=== Task prompt ===
In the data below, find every line with the string "имущества" and pull it out.

• • • •

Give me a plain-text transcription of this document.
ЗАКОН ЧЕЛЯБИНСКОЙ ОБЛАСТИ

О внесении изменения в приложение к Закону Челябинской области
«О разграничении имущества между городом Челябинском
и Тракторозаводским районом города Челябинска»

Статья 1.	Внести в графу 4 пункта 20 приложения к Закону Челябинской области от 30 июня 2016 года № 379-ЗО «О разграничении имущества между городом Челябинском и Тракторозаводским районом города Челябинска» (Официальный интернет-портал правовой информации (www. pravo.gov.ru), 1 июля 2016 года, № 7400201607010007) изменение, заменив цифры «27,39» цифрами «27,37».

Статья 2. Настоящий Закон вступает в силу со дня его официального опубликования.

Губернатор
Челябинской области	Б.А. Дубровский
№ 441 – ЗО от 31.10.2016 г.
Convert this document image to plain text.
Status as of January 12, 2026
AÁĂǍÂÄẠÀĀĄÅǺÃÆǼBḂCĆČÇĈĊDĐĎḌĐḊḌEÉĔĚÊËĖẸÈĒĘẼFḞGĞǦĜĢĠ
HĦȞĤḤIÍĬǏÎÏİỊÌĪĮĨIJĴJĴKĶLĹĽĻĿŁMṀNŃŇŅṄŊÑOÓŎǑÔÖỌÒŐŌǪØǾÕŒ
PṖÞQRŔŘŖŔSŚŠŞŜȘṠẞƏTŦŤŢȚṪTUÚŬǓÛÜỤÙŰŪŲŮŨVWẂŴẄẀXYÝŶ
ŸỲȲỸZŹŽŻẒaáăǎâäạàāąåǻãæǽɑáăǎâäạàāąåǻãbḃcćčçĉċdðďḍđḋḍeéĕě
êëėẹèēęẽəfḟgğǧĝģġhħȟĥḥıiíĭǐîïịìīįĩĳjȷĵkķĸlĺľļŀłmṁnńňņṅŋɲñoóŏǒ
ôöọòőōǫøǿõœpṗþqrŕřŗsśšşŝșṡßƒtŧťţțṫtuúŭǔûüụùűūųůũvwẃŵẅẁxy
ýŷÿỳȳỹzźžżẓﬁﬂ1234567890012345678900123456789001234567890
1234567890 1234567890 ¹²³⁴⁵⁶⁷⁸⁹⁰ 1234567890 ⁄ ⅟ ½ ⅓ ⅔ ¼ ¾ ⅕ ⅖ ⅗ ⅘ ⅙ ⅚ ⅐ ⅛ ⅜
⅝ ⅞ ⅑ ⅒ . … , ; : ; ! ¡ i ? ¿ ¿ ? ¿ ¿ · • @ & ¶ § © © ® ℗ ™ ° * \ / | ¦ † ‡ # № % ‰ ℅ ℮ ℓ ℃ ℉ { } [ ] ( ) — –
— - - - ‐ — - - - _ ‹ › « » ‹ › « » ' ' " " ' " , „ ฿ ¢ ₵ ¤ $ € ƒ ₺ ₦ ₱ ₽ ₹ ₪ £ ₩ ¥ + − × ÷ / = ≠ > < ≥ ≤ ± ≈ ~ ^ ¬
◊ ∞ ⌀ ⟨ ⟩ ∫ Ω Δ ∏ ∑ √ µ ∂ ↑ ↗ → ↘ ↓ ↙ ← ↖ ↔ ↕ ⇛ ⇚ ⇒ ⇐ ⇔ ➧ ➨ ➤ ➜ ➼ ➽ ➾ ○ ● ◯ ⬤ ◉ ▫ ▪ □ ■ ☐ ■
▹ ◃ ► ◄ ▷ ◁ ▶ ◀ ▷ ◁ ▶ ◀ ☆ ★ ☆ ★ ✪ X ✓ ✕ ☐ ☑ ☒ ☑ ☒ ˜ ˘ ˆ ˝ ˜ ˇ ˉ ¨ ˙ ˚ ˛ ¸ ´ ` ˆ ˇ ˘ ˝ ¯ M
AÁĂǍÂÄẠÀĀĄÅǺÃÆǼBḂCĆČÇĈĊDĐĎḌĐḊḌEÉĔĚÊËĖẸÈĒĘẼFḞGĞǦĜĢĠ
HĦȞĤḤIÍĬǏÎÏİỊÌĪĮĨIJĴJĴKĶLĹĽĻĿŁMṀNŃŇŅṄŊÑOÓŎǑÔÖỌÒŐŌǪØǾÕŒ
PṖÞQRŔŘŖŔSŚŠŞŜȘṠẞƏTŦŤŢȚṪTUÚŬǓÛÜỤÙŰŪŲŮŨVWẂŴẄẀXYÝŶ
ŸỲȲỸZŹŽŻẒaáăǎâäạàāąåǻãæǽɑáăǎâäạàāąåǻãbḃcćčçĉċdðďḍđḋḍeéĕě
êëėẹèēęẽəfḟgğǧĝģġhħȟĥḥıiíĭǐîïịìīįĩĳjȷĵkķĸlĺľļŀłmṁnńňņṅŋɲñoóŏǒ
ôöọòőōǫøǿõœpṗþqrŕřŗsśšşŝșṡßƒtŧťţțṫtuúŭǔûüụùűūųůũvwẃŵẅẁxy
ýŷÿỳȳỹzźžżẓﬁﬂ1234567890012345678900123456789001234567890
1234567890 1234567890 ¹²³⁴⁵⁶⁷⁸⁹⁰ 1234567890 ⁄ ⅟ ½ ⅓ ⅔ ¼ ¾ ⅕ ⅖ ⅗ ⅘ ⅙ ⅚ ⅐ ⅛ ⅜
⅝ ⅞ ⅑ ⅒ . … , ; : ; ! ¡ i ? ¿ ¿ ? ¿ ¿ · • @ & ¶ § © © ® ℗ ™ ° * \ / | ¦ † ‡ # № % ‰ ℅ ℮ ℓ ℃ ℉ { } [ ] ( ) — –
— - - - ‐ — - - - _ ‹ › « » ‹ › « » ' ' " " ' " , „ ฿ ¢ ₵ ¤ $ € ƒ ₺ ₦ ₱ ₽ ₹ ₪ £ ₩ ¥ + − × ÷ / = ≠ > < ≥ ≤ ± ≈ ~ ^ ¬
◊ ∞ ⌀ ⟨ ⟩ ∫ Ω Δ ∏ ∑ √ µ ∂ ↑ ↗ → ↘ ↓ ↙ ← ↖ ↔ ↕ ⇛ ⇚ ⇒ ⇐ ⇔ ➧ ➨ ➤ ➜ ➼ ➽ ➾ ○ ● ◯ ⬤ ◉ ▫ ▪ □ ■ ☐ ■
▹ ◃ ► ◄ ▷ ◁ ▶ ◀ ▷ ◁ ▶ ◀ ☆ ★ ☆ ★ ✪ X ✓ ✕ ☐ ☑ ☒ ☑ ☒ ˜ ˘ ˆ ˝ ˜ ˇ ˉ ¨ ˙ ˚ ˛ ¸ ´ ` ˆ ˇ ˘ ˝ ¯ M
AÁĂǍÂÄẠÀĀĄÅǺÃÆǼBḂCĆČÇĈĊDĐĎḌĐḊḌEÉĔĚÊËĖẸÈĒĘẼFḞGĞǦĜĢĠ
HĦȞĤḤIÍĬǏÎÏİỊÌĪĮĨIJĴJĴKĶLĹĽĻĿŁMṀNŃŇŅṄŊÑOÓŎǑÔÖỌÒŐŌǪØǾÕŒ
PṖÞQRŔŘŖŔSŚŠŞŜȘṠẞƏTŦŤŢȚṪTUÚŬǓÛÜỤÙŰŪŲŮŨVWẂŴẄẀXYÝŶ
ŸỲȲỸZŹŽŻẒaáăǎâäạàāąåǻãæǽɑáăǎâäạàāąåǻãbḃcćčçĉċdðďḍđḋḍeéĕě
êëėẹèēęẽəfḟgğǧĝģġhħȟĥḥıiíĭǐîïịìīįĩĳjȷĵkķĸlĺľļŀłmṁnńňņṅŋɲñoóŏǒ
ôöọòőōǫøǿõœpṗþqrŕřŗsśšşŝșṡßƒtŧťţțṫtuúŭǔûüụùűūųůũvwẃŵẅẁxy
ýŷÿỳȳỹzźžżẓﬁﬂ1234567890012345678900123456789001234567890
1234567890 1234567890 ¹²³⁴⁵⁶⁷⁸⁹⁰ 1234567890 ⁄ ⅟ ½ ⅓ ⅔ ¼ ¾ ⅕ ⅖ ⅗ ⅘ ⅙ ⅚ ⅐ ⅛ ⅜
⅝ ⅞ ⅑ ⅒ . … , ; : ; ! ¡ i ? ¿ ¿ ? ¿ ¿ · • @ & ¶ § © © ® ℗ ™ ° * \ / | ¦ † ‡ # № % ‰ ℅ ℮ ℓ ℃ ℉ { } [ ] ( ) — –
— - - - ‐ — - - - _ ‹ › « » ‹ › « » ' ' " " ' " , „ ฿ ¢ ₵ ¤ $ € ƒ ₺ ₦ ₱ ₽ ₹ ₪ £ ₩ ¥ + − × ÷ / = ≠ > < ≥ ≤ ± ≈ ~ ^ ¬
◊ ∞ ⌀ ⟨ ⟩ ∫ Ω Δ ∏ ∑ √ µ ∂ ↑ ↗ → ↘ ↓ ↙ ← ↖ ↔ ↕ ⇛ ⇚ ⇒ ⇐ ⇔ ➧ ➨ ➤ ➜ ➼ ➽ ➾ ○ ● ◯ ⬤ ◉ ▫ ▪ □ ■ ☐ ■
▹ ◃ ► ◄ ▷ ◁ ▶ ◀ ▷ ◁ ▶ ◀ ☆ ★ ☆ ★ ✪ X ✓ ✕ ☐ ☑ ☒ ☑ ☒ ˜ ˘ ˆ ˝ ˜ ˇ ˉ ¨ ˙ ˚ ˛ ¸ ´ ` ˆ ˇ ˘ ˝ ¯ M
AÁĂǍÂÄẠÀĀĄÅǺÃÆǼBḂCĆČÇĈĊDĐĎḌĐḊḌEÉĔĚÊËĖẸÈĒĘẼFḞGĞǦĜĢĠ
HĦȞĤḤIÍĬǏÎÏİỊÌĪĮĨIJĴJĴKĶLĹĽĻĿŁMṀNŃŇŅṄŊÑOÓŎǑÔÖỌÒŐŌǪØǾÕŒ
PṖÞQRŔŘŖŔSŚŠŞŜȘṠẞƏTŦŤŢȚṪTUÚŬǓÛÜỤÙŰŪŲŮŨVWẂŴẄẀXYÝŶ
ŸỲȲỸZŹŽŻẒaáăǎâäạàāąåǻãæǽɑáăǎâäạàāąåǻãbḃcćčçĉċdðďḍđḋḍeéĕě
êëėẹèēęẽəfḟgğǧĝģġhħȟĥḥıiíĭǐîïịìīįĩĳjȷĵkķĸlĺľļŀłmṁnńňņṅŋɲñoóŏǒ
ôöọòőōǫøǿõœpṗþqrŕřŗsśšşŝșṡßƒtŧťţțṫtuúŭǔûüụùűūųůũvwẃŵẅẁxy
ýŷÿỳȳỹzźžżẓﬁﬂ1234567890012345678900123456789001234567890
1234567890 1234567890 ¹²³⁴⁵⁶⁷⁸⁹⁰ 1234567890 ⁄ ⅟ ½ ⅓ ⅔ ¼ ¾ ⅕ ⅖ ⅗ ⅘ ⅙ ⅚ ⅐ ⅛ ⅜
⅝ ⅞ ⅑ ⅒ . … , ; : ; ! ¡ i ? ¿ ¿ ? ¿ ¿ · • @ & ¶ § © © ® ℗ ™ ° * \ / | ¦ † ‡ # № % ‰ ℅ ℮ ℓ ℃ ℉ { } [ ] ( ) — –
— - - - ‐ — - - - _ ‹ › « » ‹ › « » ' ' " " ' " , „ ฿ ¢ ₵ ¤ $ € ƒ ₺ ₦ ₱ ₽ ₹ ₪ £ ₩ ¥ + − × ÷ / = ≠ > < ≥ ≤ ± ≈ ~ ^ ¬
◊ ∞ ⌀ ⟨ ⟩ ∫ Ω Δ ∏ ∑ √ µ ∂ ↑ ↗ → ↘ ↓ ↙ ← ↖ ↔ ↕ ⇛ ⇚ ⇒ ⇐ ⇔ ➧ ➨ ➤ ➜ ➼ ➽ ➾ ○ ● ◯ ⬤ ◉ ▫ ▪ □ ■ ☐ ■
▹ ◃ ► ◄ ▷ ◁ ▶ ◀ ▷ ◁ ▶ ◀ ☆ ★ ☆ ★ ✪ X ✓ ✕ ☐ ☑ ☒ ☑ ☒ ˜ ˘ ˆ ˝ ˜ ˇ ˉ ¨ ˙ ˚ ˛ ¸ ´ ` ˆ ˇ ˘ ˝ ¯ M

• • • •

=== Exercise response ===
«О разграничении имущества между городом Челябинском
Статья 1.	Внести в графу 4 пункта 20 приложения к Закону Челябинской области от 30 июня 2016 года № 379-ЗО «О разграничении имущества между городом Челябинском и Тракторозаводским районом города Челябинска» (Официальный интернет-портал правовой информации (www. pravo.gov.ru), 1 июля 2016 года, № 7400201607010007) изменение, заменив цифры «27,39» цифрами «27,37».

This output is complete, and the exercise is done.